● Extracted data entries
::::::::
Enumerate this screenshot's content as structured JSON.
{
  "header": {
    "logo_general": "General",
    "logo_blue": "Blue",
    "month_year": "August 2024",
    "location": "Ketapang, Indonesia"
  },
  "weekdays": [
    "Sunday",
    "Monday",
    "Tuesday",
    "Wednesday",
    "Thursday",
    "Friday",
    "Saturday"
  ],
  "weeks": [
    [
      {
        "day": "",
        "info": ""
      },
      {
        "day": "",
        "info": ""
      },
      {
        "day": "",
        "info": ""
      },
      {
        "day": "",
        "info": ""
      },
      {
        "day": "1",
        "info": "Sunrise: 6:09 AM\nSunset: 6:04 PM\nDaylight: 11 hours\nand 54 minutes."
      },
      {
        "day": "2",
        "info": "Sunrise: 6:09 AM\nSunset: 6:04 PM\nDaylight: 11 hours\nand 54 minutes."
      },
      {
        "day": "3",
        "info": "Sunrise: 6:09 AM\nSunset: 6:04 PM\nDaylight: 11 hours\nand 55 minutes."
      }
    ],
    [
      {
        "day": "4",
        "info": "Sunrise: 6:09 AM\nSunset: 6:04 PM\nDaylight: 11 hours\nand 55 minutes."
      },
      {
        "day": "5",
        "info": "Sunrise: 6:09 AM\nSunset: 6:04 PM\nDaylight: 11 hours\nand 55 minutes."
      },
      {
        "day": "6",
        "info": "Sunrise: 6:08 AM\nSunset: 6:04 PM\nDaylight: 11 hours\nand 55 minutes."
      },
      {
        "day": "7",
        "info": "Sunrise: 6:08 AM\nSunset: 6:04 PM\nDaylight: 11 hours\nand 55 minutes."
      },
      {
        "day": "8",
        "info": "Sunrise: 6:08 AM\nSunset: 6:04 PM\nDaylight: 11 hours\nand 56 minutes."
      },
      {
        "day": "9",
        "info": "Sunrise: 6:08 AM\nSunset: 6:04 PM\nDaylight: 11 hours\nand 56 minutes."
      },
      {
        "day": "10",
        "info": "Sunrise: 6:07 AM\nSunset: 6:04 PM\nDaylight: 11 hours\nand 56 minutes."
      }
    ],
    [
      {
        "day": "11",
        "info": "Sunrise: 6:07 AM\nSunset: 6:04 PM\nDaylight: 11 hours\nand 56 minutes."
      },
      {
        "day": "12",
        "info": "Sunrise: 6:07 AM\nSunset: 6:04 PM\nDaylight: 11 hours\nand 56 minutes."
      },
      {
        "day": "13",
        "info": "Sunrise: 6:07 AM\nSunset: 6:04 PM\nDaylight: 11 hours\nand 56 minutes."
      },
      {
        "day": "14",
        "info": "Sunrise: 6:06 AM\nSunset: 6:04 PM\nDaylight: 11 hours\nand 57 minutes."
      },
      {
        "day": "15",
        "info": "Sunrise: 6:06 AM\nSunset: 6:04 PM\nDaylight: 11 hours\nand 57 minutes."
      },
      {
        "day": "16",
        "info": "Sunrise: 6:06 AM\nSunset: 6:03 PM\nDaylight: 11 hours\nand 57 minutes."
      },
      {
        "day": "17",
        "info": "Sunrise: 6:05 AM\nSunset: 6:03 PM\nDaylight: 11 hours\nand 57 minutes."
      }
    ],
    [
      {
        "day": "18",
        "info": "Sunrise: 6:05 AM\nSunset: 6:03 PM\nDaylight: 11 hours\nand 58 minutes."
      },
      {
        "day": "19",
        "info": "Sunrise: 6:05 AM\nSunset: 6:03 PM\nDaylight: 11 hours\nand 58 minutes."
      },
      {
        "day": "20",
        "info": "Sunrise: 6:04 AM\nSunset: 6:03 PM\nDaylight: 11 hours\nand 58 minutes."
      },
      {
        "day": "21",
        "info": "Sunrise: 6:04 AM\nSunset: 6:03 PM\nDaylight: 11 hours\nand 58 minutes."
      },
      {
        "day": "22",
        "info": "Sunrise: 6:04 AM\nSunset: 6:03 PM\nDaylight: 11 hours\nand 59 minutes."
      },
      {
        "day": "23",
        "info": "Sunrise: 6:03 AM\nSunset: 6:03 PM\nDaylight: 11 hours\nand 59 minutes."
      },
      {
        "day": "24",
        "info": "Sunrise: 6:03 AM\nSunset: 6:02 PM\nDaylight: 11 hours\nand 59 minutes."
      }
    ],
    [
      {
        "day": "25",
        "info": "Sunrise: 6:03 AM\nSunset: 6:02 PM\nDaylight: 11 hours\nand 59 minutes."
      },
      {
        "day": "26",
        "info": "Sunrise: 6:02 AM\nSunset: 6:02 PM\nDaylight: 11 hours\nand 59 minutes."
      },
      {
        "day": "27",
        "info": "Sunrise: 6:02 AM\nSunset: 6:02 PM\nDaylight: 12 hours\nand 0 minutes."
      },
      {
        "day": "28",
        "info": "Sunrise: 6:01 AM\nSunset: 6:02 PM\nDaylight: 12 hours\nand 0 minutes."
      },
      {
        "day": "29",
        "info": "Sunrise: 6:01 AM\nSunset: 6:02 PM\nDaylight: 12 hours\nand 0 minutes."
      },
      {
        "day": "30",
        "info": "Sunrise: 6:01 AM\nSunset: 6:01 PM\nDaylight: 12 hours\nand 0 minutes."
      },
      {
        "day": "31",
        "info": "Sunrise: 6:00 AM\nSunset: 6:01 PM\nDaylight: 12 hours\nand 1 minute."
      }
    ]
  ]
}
::::::::
● AIM
Repeat the listing above without any change.

● RIGHT ANSWER
Enumerate this screenshot's content as structured JSON.
{
  "header": {
    "logo_general": "General",
    "logo_blue": "Blue",
    "month_year": "August 2024",
    "location": "Ketapang, Indonesia"
  },
  "weekdays": [
    "Sunday",
    "Monday",
    "Tuesday",
    "Wednesday",
    "Thursday",
    "Friday",
    "Saturday"
  ],
  "weeks": [
    [
      {
        "day": "",
        "info": ""
      },
      {
        "day": "",
        "info": ""
      },
      {
        "day": "",
        "info": ""
      },
      {
        "day": "",
        "info": ""
      },
      {
        "day": "1",
        "info": "Sunrise: 6:09 AM\nSunset: 6:04 PM\nDaylight: 11 hours\nand 54 minutes."
      },
      {
        "day": "2",
        "info": "Sunrise: 6:09 AM\nSunset: 6:04 PM\nDaylight: 11 hours\nand 54 minutes."
      },
      {
        "day": "3",
        "info": "Sunrise: 6:09 AM\nSunset: 6:04 PM\nDaylight: 11 hours\nand 55 minutes."
      }
    ],
    [
      {
        "day": "4",
        "info": "Sunrise: 6:09 AM\nSunset: 6:04 PM\nDaylight: 11 hours\nand 55 minutes."
      },
      {
        "day": "5",
        "info": "Sunrise: 6:09 AM\nSunset: 6:04 PM\nDaylight: 11 hours\nand 55 minutes."
      },
      {
        "day": "6",
        "info": "Sunrise: 6:08 AM\nSunset: 6:04 PM\nDaylight: 11 hours\nand 55 minutes."
      },
      {
        "day": "7",
        "info": "Sunrise: 6:08 AM\nSunset: 6:04 PM\nDaylight: 11 hours\nand 55 minutes."
      },
      {
        "day": "8",
        "info": "Sunrise: 6:08 AM\nSunset: 6:04 PM\nDaylight: 11 hours\nand 56 minutes."
      },
      {
        "day": "9",
        "info": "Sunrise: 6:08 AM\nSunset: 6:04 PM\nDaylight: 11 hours\nand 56 minutes."
      },
      {
        "day": "10",
        "info": "Sunrise: 6:07 AM\nSunset: 6:04 PM\nDaylight: 11 hours\nand 56 minutes."
      }
    ],
    [
      {
        "day": "11",
        "info": "Sunrise: 6:07 AM\nSunset: 6:04 PM\nDaylight: 11 hours\nand 56 minutes."
      },
      {
        "day": "12",
        "info": "Sunrise: 6:07 AM\nSunset: 6:04 PM\nDaylight: 11 hours\nand 56 minutes."
      },
      {
        "day": "13",
        "info": "Sunrise: 6:07 AM\nSunset: 6:04 PM\nDaylight: 11 hours\nand 56 minutes."
      },
      {
        "day": "14",
        "info": "Sunrise: 6:06 AM\nSunset: 6:04 PM\nDaylight: 11 hours\nand 57 minutes."
      },
      {
        "day": "15",
        "info": "Sunrise: 6:06 AM\nSunset: 6:04 PM\nDaylight: 11 hours\nand 57 minutes."
      },
      {
        "day": "16",
        "info": "Sunrise: 6:06 AM\nSunset: 6:03 PM\nDaylight: 11 hours\nand 57 minutes."
      },
      {
        "day": "17",
        "info": "Sunrise: 6:05 AM\nSunset: 6:03 PM\nDaylight: 11 hours\nand 57 minutes."
      }
    ],
    [
      {
        "day": "18",
        "info": "Sunrise: 6:05 AM\nSunset: 6:03 PM\nDaylight: 11 hours\nand 58 minutes."
      },
      {
        "day": "19",
        "info": "Sunrise: 6:05 AM\nSunset: 6:03 PM\nDaylight: 11 hours\nand 58 minutes."
      },
      {
        "day": "20",
        "info": "Sunrise: 6:04 AM\nSunset: 6:03 PM\nDaylight: 11 hours\nand 58 minutes."
      },
      {
        "day": "21",
        "info": "Sunrise: 6:04 AM\nSunset: 6:03 PM\nDaylight: 11 hours\nand 58 minutes."
      },
      {
        "day": "22",
        "info": "Sunrise: 6:04 AM\nSunset: 6:03 PM\nDaylight: 11 hours\nand 59 minutes."
      },
      {
        "day": "23",
        "info": "Sunrise: 6:03 AM\nSunset: 6:03 PM\nDaylight: 11 hours\nand 59 minutes."
      },
      {
        "day": "24",
        "info": "Sunrise: 6:03 AM\nSunset: 6:02 PM\nDaylight: 11 hours\nand 59 minutes."
      }
    ],
    [
      {
        "day": "25",
        "info": "Sunrise: 6:03 AM\nSunset: 6:02 PM\nDaylight: 11 hours\nand 59 minutes."
      },
      {
        "day": "26",
        "info": "Sunrise: 6:02 AM\nSunset: 6:02 PM\nDaylight: 11 hours\nand 59 minutes."
      },
      {
        "day": "27",
        "info": "Sunrise: 6:02 AM\nSunset: 6:02 PM\nDaylight: 12 hours\nand 0 minutes."
      },
      {
        "day": "28",
        "info": "Sunrise: 6:01 AM\nSunset: 6:02 PM\nDaylight: 12 hours\nand 0 minutes."
      },
      {
        "day": "29",
        "info": "Sunrise: 6:01 AM\nSunset: 6:02 PM\nDaylight: 12 hours\nand 0 minutes."
      },
      {
        "day": "30",
        "info": "Sunrise: 6:01 AM\nSunset: 6:01 PM\nDaylight: 12 hours\nand 0 minutes."
      },
      {
        "day": "31",
        "info": "Sunrise: 6:00 AM\nSunset: 6:01 PM\nDaylight: 12 hours\nand 1 minute."
      }
    ]
  ]
}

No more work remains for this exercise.